**WHAT IS EXPECTED**
Look through the records below, and copy out every line that holds the string "this".

(Rows from a dataset)
::::
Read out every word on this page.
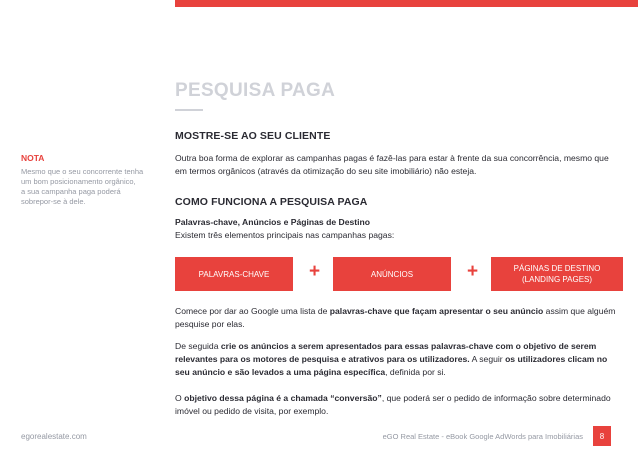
PESQUISA PAGA
NOTA
Mesmo que o seu concorrente tenha
um bom posicionamento orgânico,
a sua campanha paga poderá
sobrepor-se à dele.
MOSTRE-SE AO SEU CLIENTE
Outra boa forma de explorar as campanhas pagas é fazê-las para estar à frente da sua concorrência, mesmo que em termos orgânicos (através da otimização do seu site imobiliário) não esteja.
COMO FUNCIONA A PESQUISA PAGA
Palavras-chave, Anúncios e Páginas de Destino
Existem três elementos principais nas campanhas pagas:
PALAVRAS-CHAVE	+	ANÚNCIOS	+	PÁGINAS DE DESTINO
(LANDING PAGES)
Comece por dar ao Google uma lista de palavras-chave que façam apresentar o seu anúncio assim que alguém pesquise por elas.
De seguida crie os anúncios a serem apresentados para essas palavras-chave com o objetivo de serem relevantes para os motores de pesquisa e atrativos para os utilizadores. A seguir os utilizadores clicam no seu anúncio e são levados a uma página específica, definida por si.
O objetivo dessa página é a chamada “conversão”, que poderá ser o pedido de informação sobre determinado imóvel ou pedido de visita, por exemplo.
egorealestate.com	eGO Real Estate - eBook Google AdWords para Imobiliárias	8
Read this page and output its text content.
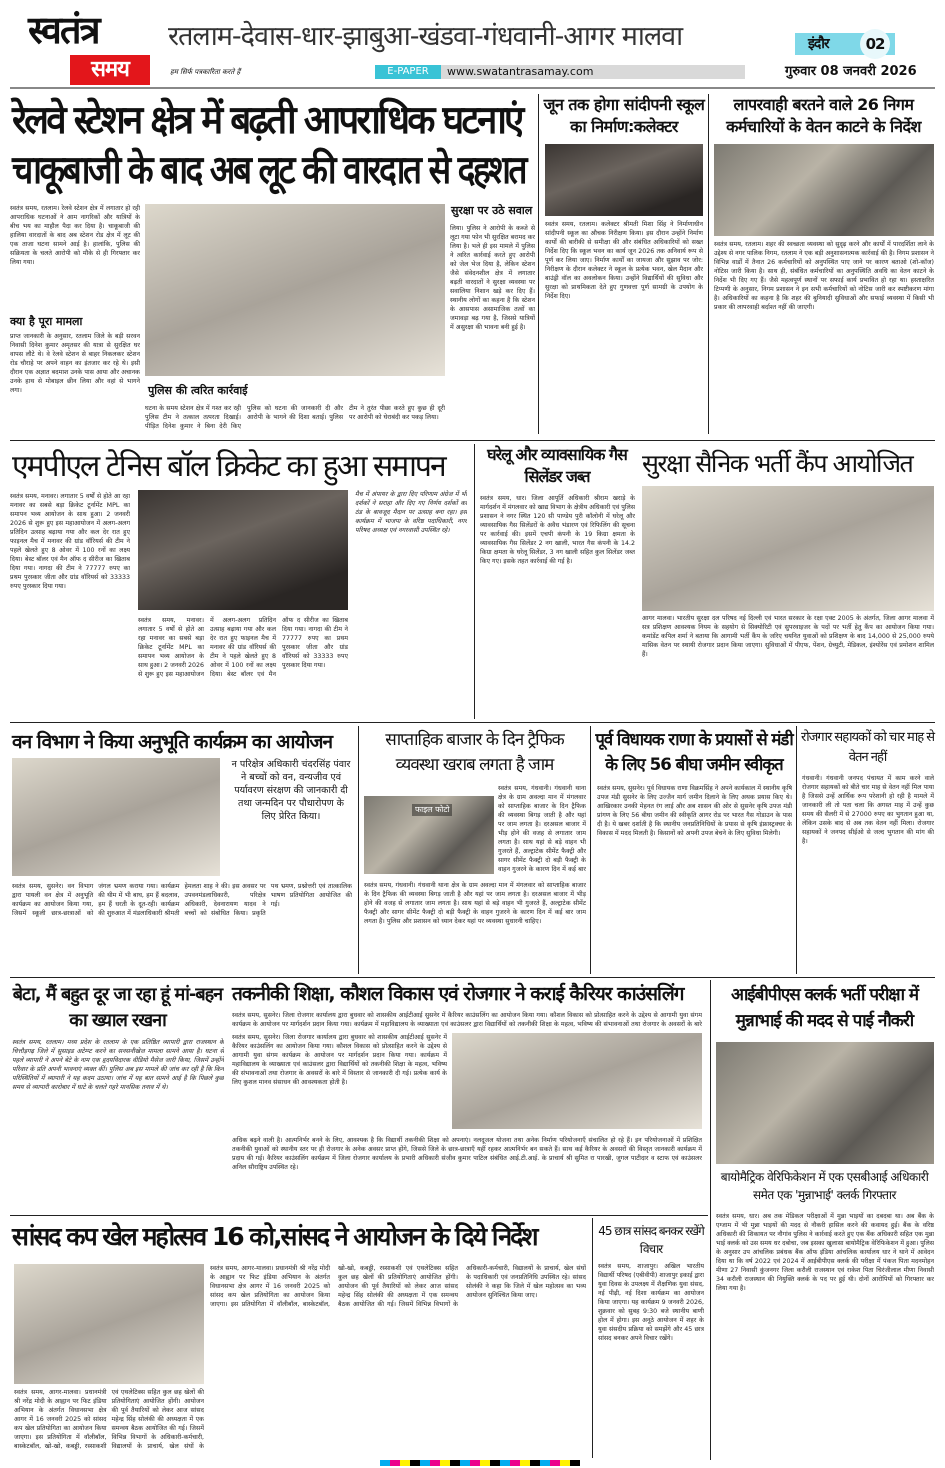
स्वतंत्र
समय
रतलाम-देवास-धार-झाबुआ-खंडवा-गंधवानी-आगर मालवा
हम सिर्फ पत्रकारिता करते हैं	E-PAPER	www.swatantrasamay.com
इंदौर	02
गुरुवार 08 जनवरी 2026
रेलवे स्टेशन क्षेत्र में बढ़ती आपराधिक घटनाएं
चाकूबाजी के बाद अब लूट की वारदात से दहशत
स्वतंत्र समय, रतलाम। रेलवे स्टेशन क्षेत्र में लगातार हो रही आपराधिक घटनाओं ने आम नागरिकों और यात्रियों के बीच भय का माहौल पैदा कर दिया है। चाकूबाजी की हालिया वारदातों के बाद अब स्टेशन रोड क्षेत्र में लूट की एक ताजा घटना सामने आई है। हालांकि, पुलिस की सक्रियता के चलते आरोपी को मौके से ही गिरफ्तार कर लिया गया।
क्या है पूरा मामला
प्राप्त जानकारी के अनुसार, रतलाम जिले के बड़ी सरवन निवासी दिनेश कुमार अमृतसर की यात्रा से सुरक्षित घर वापस लौटे थे। वे रेलवे स्टेशन से बाहर निकलकर स्टेशन रोड चौराहे पर अपने वाहन का इंतजार कर रहे थे। इसी दौरान एक अज्ञात बदमाश उनके पास आया और अचानक उनके हाथ से मोबाइल छीन लिया और वहां से भागने लगा।	पुलिस की त्वरित कार्रवाई
घटना के समय स्टेशन क्षेत्र में गश्त कर रही पुलिस टीम ने तत्काल तत्परता दिखाई। पीड़ित दिनेश कुमार ने बिना देरी किए पुलिस को घटना की जानकारी दी और आरोपी के भागने की दिशा बताई। पुलिस टीम ने तुरंत पीछा करते हुए कुछ ही दूरी पर आरोपी को घेराबंदी कर पकड़ लिया।
सुरक्षा पर उठे सवाल
लिया। पुलिस ने आरोपी के कब्जे से लूटा गया फोन भी सुरक्षित बरामद कर लिया है। भले ही इस मामले में पुलिस ने त्वरित कार्रवाई करते हुए आरोपी को जेल भेज दिया है, लेकिन स्टेशन जैसे संवेदनशील क्षेत्र में लगातार बढ़ती वारदातों ने सुरक्षा व्यवस्था पर सवालिया निशान खड़े कर दिए हैं। स्थानीय लोगों का कहना है कि स्टेशन के आसपास असामाजिक तत्वों का जमावड़ा बढ़ गया है, जिससे यात्रियों में असुरक्षा की भावना बनी हुई है।
जून तक होगा सांदीपनी स्कूल का निर्माण:कलेक्टर
स्वतंत्र समय, रतलाम। कलेक्टर श्रीमती मिशा सिंह ने निर्माणाधीन सांदीपनी स्कूल का औचक निरीक्षण किया। इस दौरान उन्होंने निर्माण कार्यों की बारीकी से समीक्षा की और संबंधित अधिकारियों को सख्त निर्देश दिए कि स्कूल भवन का कार्य जून 2026 तक अनिवार्य रूप से पूर्ण कर लिया जाए। निर्माण कार्यों का जायजा और सुझाव पर जोर: निरीक्षण के दौरान कलेक्टर ने स्कूल के प्रत्येक भवन, खेल मैदान और बाउंड्री वॉल का अवलोकन किया। उन्होंने विद्यार्थियों की सुविधा और सुरक्षा को प्राथमिकता देते हुए गुणवत्ता पूर्ण सामग्री के उपयोग के निर्देश दिए।
लापरवाही बरतने वाले 26 निगम कर्मचारियों के वेतन काटने के निर्देश
स्वतंत्र समय, रतलाम। शहर की स्वच्छता व्यवस्था को सुदृढ़ करने और कार्यों में पारदर्शिता लाने के उद्देश्य से नगर पालिक निगम, रतलाम ने एक बड़ी अनुशासनात्मक कार्रवाई की है। निगम प्रशासन ने विभिन्न वार्डों में तैनात 26 कर्मचारियों को अनुपस्थित पाए जाने पर कारण बताओ (शो-कॉज) नोटिस जारी किया है। साथ ही, संबंधित कर्मचारियों का अनुपस्थिति अवधि का वेतन काटने के निर्देश भी दिए गए हैं। जैसे महत्वपूर्ण स्थानों पर सफाई कार्य प्रभावित हो रहा था। हस्ताक्षरित टिप्पणी के अनुसार, निगम प्रशासन ने इन सभी कर्मचारियों को नोटिस जारी कर स्पष्टीकरण मांगा है। अधिकारियों का कहना है कि शहर की बुनियादी सुविधाओं और सफाई व्यवस्था में किसी भी प्रकार की लापरवाही बर्दाश्त नहीं की जाएगी।
एमपीएल टेनिस बॉल क्रिकेट का हुआ समापन
स्वतंत्र समय, मनावर। लगातार 5 वर्षों से होते आ रहा मनावर का सबसे बड़ा क्रिकेट टूर्नामेंट MPL का समापन भव्य आयोजन के साथ हुआ। 2 जनवरी 2026 से शुरू हुए इस महाआयोजन में अलग-अलग प्रतिदिन उत्साह बढ़ाया गया और कल देर रात हुए फाइनल मैच में मनावर की ग्रांड वॉरियर्स की टीम ने पहले खेलते हुए 8 ओवर में 100 रनों का लक्ष्य दिया। बेस्ट बॉलर एवं मैन ऑफ द सीरीज का खिताब दिया गया। नागदा की टीम ने 77777 रुपए का प्रथम पुरस्कार जीता और ग्रांड वॉरियर्स को 33333 रुपए पुरस्कार दिया गया।
स्वतंत्र समय, मनावर। लगातार 5 वर्षों से होते आ रहा मनावर का सबसे बड़ा क्रिकेट टूर्नामेंट MPL का समापन भव्य आयोजन के साथ हुआ। 2 जनवरी 2026 से शुरू हुए इस महाआयोजन में अलग-अलग प्रतिदिन उत्साह बढ़ाया गया और कल देर रात हुए फाइनल मैच में मनावर की ग्रांड वॉरियर्स की टीम ने पहले खेलते हुए 8 ओवर में 100 रनों का लक्ष्य दिया। बेस्ट बॉलर एवं मैन ऑफ द सीरीज का खिताब दिया गया। नागदा की टीम ने 77777 रुपए का प्रथम पुरस्कार जीता और ग्रांड वॉरियर्स को 33333 रुपए पुरस्कार दिया गया।
मैच में अंपायर के द्वारा दिए परिणाम अंग्रेज में भी दर्शकों ने सराहा और दिए गए निर्णय दर्शकों का ठंड के बावजूद मैदान पर उत्साह बना रहा। इस कार्यक्रम में भाजपा के वरिष्ठ पदाधिकारी, नगर परिषद अध्यक्ष एवं नगरवासी उपस्थित रहे।
घरेलू और व्यावसायिक गैस सिलेंडर जब्त
स्वतंत्र समय, धार। जिला आपूर्ति अधिकारी श्रीराम खराड़े के मार्गदर्शन में मंगलवार को खाद्य विभाग के क्षेत्रीय अधिकारी एवं पुलिस प्रशासन ने नगर स्थित 120 सी पाण्डेय पुरी कॉलोनी में घरेलू और व्यावसायिक गैस सिलेंडरों के अवैध भंडारण एवं रिफिलिंग की सूचना पर कार्रवाई की। इसमें एचपी कंपनी के 19 किग्रा क्षमता के व्यावसायिक गैस सिलेंडर 2 नग खाली, भारत गैस कंपनी के 14.2 किग्रा क्षमता के घरेलू सिलेंडर, 3 नग खाली सहित कुल सिलेंडर जब्त किए गए। इसके तहत कार्रवाई की गई है।
सुरक्षा सैनिक भर्ती कैंप आयोजित
आगर मालवा। भारतीय सुरक्षा दल परिषद नई दिल्ली एवं भारत सरकार के रक्षा एक्ट 2005 के अंतर्गत, जिला आगर मालवा में सत्र प्रशिक्षण आवश्यक नियम के सहयोग से सिक्योरिटी एवं सुपरवाइजर के पदों पर भर्ती हेतु कैंप का आयोजन किया गया। कमांडेंट कपिल शर्मा ने बताया कि आगामी भर्ती कैंप के जरिए चयनित युवाओं को प्रशिक्षण के बाद 14,000 से 25,000 रुपये मासिक वेतन पर स्थायी रोजगार प्रदान किया जाएगा। सुविधाओं में पीएफ, पेंशन, ग्रेच्युटी, मेडिकल, इंश्योरेंस एवं प्रमोशन शामिल हैं।
वन विभाग ने किया अनुभूति कार्यक्रम का आयोजन
न परिक्षेत्र अधिकारी चंदरसिंह पंवार ने बच्चों को वन, वन्यजीव एवं पर्यावरण संरक्षण की जानकारी दी तथा जन्मदिन पर पौधारोपण के लिए प्रेरित किया।
स्वतंत्र समय, सुसनेर। वन विभाग द्वारा पायली वन क्षेत्र में अनुभूति कार्यक्रम का आयोजन किया गया, जिसमें स्कूली छात्र-छात्राओं को जंगल भ्रमण कराया गया। कार्यक्रम की थीम में भी बाघ, हम हैं बदलाव, हम हैं धरती के दूत-रही। कार्यक्रम की शुरुआत में मंडलाधिकारी श्रीमती हेमलता शाह ने की। इस अवसर पर उपवनमंडलाधिकारी, परिक्षेत्र अधिकारी, देवनारायण यादव ने बच्चों को संबोधित किया। प्रकृति पथ भ्रमण, प्रश्नोत्तरी एवं तात्कालिक भाषण प्रतियोगिता आयोजित की गई।
साप्ताहिक बाजार के दिन ट्रैफिक व्यवस्था खराब लगता है जाम
फाइल फोटो
स्वतंत्र समय, गंधवानी। गंधवानी थाना क्षेत्र के ग्राम अवल्दा मान में मंगलवार को साप्ताहिक बाजार के दिन ट्रैफिक की व्यवस्था बिगड़ जाती है और यहां पर जाम लगता है। दरअसल बाजार में भीड़ होने की वजह से लगातार जाम लगता है। साथ यहां से बड़े वाहन भी गुजरते हैं, अल्ट्राटेक सीमेंट फैक्ट्री और सागर सीमेंट फैक्ट्री दो बड़ी फैक्ट्री के वाहन गुजरने के कारण दिन में कई बार
स्वतंत्र समय, गंधवानी। गंधवानी थाना क्षेत्र के ग्राम अवल्दा मान में मंगलवार को साप्ताहिक बाजार के दिन ट्रैफिक की व्यवस्था बिगड़ जाती है और यहां पर जाम लगता है। दरअसल बाजार में भीड़ होने की वजह से लगातार जाम लगता है। साथ यहां से बड़े वाहन भी गुजरते हैं, अल्ट्राटेक सीमेंट फैक्ट्री और सागर सीमेंट फैक्ट्री दो बड़ी फैक्ट्री के वाहन गुजरने के कारण दिन में कई बार जाम लगता है। पुलिस और प्रशासन को ध्यान देकर यहां पर व्यवस्था सुधारनी चाहिए।
पूर्व विधायक राणा के प्रयासों से मंडी के लिए 56 बीघा जमीन स्वीकृत
स्वतंत्र समय, सुसनेर। पूर्व विधायक राणा विक्रमसिंह ने अपने कार्यकाल में स्थानीय कृषि उपज मंडी सुसनेर के लिए उज्जैन मार्ग जमीन दिलाने के लिए अथक प्रयास किए थे। आखिरकार उनकी मेहनत रंग लाई और अब शासन की ओर से सुसनेर कृषि उपज मंडी प्रांगण के लिए 56 बीघा जमीन की स्वीकृति आगर रोड पर भारत गैस गोडाउन के पास दी है। ये खबर दर्शाती है कि स्थानीय जनप्रतिनिधियों के प्रयास से कृषि इंफ्रास्ट्रक्चर के विकास में मदद मिलती है। किसानों को अपनी उपज बेचने के लिए सुविधा मिलेगी।
रोजगार सहायकों को चार माह से वेतन नहीं
गंधवानी। गंधवानी जनपद पंचायत में काम करने वाले रोजगार सहायकों को बीते चार माह से वेतन नहीं मिल पाया है जिससे उन्हें आर्थिक रूप परेशानी हो रही है मामले में जानकारी ली तो पता चला कि अगस्त माह में उन्हें कुछ समय की सैलरी में से 27000 रुपए का भुगतान हुआ था, लेकिन उसके बाद से अब तक वेतन नहीं मिला। रोजगार सहायकों ने जनपद सीईओ से जल्द भुगतान की मांग की है।
बेटा, मैं बहुत दूर जा रहा हूं मां-बहन का ख्याल रखना
स्वतंत्र समय, रतलाम। मध्य प्रदेश के रतलाम के एक प्रतिष्ठित व्यापारी द्वारा राजस्थान के चित्तौड़गढ़ जिले में सुसाइड अटेम्प्ट करने का सनसनीखेज मामला सामने आया है। घटना से पहले व्यापारी ने अपने बेटे के नाम एक हृदयविदारक वीडियो मैसेज जारी किया, जिसमें उन्होंने परिवार के प्रति अपनी भावनाएं व्यक्त कीं। पुलिस अब इस मामले की जांच कर रही है कि किन परिस्थितियों में व्यापारी ने यह कदम उठाया। जांच में यह बात सामने आई है कि पिछले कुछ समय से व्यापारी कारोबार में घाटे के चलते गहरे मानसिक तनाव में थे।
तकनीकी शिक्षा, कौशल विकास एवं रोजगार ने कराई कैरियर काउंसलिंग
स्वतंत्र समय, सुसनेर। जिला रोजगार कार्यालय द्वारा बुधवार को शासकीय आईटीआई सुसनेर में कैरियर काउंसलिंग का आयोजन किया गया। कौशल विकास को प्रोत्साहित करने के उद्देश्य से आगामी युवा संगम कार्यक्रम के आयोजन पर मार्गदर्शन प्रदान किया गया। कार्यक्रम में महाविद्यालय के व्याख्याता एवं काउंसलर द्वारा विद्यार्थियों को तकनीकी शिक्षा के महत्व, भविष्य की संभावनाओं तथा रोजगार के अवसरों के बारे
स्वतंत्र समय, सुसनेर। जिला रोजगार कार्यालय द्वारा बुधवार को शासकीय आईटीआई सुसनेर में कैरियर काउंसलिंग का आयोजन किया गया। कौशल विकास को प्रोत्साहित करने के उद्देश्य से आगामी युवा संगम कार्यक्रम के आयोजन पर मार्गदर्शन प्रदान किया गया। कार्यक्रम में महाविद्यालय के व्याख्याता एवं काउंसलर द्वारा विद्यार्थियों को तकनीकी शिक्षा के महत्व, भविष्य की संभावनाओं तथा रोजगार के अवसरों के बारे में विस्तार से जानकारी दी गई। प्रत्येक कार्य के लिए कुशल मानव संसाधन की आवश्यकता होती है।
अधिक बढ़ने वाली है। आत्मनिर्भर बनने के लिए, आवश्यक है कि विद्यार्थी तकनीकी शिक्षा को अपनाएं। नलदूजल योजना तथा अनेक निर्माण परियोजनाएँ संचालित हो रहे हैं। इन परियोजनाओं में प्रशिक्षित तकनीकी युवाओं को स्थानीय स्तर पर ही रोजगार के अनेक अवसर प्राप्त होंगे, जिससे जिले के छात्र-छात्राएँ यहीं रहकर आत्मनिर्भर बन सकते हैं। साथ कई कैरियर के अवसरों की विस्तृत जानकारी कार्यक्रम में प्रदाय की गई। कैरियर काउंसलिंग कार्यक्रम में जिला रोजगार कार्यालय के प्रभारी अधिकारी संजीव कुमार पाटिल संबंधित आई.टी.आई. के प्राचार्य श्री सुमित रा पारखी, जुगल पाटीदार व स्टाफ एवं काउंसलर अनिल सौराष्ट्रिय उपस्थित रहे।
आईबीपीएस क्लर्क भर्ती परीक्षा में मुन्नाभाई की मदद से पाई नौकरी
बायोमैट्रिक वेरिफिकेशन में एक एसबीआई अधिकारी समेत एक 'मुन्नाभाई' क्लर्क गिरफ्तार
स्वतंत्र समय, धार। अब तक मेडिकल परीक्षाओं में मुन्ना भाइयों का दबदबा था। अब बैंक के एग्जाम में भी मुन्ना भाइयों की मदद से नौकरी हासिल करने की कवायद हुई। बैंक के वरिष्ठ अधिकारी की शिकायत पर नौगांव पुलिस ने कार्रवाई करते हुए एक बैंक अधिकारी सहित एक मुन्ना भाई क्लर्क को उस समय धर दबोचा, जब इसका खुलासा बायोमैट्रिक वेरिफिकेशन में हुआ। पुलिस के अनुसार उप आंचलिक प्रबंधक बैंक ऑफ इंडिया आंचलिक कार्यालय धार ने थाने में आवेदन दिया था कि वर्ष 2022 एवं 2024 में आईबीपीएस क्लर्क की परीक्षा में पंकज पिता मदनमोहन मीणा 27 निवासी कुंजनगर जिला करौली राजस्थान एवं राकेश पिता चिरंजीलाल मीणा निवासी 34 करौली राजस्थान की नियुक्ति क्लर्क के पद पर हुई थी। दोनों आरोपियों को गिरफ्तार कर लिया गया है।
सांसद कप खेल महोत्सव 16 को,सांसद ने आयोजन के दिये निर्देश
स्वतंत्र समय, आगर-मालवा। प्रधानमंत्री श्री नरेंद्र मोदी के आह्वान पर फिट इंडिया अभियान के अंतर्गत विधानसभा क्षेत्र आगर में 16 जनवरी 2025 को सांसद कप खेल प्रतियोगिता का आयोजन किया जाएगा। इस प्रतियोगिता में वॉलीबॉल, बास्केटबॉल, खो-खो, कबड्डी, रस्साकशी एवं एथलेटिक्स सहित कुल छह खेलों की प्रतियोगिताएं आयोजित होंगी। आयोजन की पूर्व तैयारियों को लेकर आज सांसद महेन्द्र सिंह सोलंकी की अध्यक्षता में एक समन्वय बैठक आयोजित की गई। जिसमें विभिन्न विभागों के अधिकारी-कर्मचारी, विद्यालयों के प्राचार्य, खेल संघों के
स्वतंत्र समय, आगर-मालवा। प्रधानमंत्री श्री नरेंद्र मोदी के आह्वान पर फिट इंडिया अभियान के अंतर्गत विधानसभा क्षेत्र आगर में 16 जनवरी 2025 को सांसद कप खेल प्रतियोगिता का आयोजन किया जाएगा। इस प्रतियोगिता में वॉलीबॉल, बास्केटबॉल, खो-खो, कबड्डी, रस्साकशी एवं एथलेटिक्स सहित कुल छह खेलों की प्रतियोगिताएं आयोजित होंगी। आयोजन की पूर्व तैयारियों को लेकर आज सांसद महेन्द्र सिंह सोलंकी की अध्यक्षता में एक समन्वय बैठक आयोजित की गई। जिसमें विभिन्न विभागों के अधिकारी-कर्मचारी, विद्यालयों के प्राचार्य, खेल संघों के पदाधिकारी एवं जनप्रतिनिधि उपस्थित रहे। सांसद सोलंकी ने कहा कि जिले में खेल महोत्सव का भव्य आयोजन सुनिश्चित किया जाए।
45 छात्र सांसद बनकर रखेंगे विचार
स्वतंत्र समय, शाजापुर। अखिल भारतीय विद्यार्थी परिषद (एबीवीपी) शाजापुर इकाई द्वारा युवा दिवस के उपलक्ष्य में शैक्षणिक युवा संसद, नई पीढ़ी, नई दिशा कार्यक्रम का आयोजन किया जाएगा। यह कार्यक्रम 9 जनवरी 2026, शुक्रवार को सुबह 9:30 बजे स्थानीय बाणी होल में होगा। इस अनूठे आयोजन में शहर के युवा संसदीय प्रक्रिया को समझेंगे और 45 छात्र सांसद बनकर अपने विचार रखेंगे।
::::
**OUTPUT OF THE TASK**
Read out every word on this page.
Read this page and output its text content.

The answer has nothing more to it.